[Recorded data]
##########

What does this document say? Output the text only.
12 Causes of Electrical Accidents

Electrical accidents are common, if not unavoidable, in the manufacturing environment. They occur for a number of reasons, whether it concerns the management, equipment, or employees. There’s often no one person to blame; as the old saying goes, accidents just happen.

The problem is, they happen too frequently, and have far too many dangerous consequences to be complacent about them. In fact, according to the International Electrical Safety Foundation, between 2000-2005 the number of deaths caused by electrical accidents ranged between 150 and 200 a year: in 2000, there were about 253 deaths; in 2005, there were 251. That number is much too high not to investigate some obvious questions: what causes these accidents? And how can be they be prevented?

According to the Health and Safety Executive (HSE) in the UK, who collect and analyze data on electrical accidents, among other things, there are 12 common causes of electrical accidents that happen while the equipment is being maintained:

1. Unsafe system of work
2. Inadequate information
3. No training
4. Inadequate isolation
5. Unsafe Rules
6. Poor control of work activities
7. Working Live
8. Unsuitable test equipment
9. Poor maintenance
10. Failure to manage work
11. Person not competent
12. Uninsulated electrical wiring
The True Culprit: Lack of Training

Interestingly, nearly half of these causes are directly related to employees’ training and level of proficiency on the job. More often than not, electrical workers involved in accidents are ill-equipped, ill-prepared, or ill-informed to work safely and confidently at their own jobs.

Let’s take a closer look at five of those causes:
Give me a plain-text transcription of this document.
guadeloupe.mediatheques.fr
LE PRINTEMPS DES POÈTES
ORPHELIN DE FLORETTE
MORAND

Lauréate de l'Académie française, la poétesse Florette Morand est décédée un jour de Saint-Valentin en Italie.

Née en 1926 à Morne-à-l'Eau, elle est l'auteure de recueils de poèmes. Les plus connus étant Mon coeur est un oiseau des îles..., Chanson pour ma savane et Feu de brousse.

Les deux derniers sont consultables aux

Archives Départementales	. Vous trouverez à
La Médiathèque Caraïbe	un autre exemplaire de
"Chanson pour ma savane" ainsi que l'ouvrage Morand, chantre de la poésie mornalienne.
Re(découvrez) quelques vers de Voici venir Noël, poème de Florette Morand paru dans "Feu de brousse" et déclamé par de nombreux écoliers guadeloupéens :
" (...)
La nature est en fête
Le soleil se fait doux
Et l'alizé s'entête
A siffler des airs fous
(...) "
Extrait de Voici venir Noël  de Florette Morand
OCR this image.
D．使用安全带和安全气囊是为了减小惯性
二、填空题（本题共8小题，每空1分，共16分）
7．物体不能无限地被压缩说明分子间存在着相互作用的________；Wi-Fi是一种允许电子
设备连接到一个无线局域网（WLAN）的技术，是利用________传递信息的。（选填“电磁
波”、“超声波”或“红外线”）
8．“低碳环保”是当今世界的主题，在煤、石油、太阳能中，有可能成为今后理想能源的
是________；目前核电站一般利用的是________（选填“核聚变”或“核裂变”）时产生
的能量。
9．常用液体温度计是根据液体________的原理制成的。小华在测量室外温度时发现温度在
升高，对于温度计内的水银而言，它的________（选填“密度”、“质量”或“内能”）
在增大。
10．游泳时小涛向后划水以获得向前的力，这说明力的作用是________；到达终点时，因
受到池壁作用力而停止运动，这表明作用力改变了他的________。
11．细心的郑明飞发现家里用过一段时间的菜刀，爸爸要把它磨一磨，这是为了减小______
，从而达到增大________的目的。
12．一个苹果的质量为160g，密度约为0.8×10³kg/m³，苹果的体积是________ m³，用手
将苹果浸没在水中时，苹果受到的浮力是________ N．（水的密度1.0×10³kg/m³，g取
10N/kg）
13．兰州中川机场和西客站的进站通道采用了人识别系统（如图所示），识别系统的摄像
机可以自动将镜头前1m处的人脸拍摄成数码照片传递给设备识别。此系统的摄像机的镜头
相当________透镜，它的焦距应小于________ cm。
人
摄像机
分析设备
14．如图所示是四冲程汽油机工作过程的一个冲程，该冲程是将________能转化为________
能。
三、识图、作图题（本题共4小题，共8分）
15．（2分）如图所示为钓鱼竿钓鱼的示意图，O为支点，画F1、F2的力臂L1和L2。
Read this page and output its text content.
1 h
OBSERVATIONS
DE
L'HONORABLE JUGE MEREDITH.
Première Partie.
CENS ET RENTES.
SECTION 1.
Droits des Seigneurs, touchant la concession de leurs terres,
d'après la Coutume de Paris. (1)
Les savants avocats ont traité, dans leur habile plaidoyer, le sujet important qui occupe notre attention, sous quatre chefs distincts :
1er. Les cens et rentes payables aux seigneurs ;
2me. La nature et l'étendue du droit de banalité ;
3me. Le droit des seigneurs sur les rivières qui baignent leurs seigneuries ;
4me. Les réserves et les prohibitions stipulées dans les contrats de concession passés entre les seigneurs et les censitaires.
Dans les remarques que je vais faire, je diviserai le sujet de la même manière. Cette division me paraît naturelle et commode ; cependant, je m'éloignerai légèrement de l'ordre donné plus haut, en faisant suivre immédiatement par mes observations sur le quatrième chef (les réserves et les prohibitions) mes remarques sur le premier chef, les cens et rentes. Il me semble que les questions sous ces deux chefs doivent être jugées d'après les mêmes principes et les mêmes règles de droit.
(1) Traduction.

##########

**Instructions to follow**
Tally the lines of the data that hold the string "common". Answer with the number and nothing more.

**Correct result**
2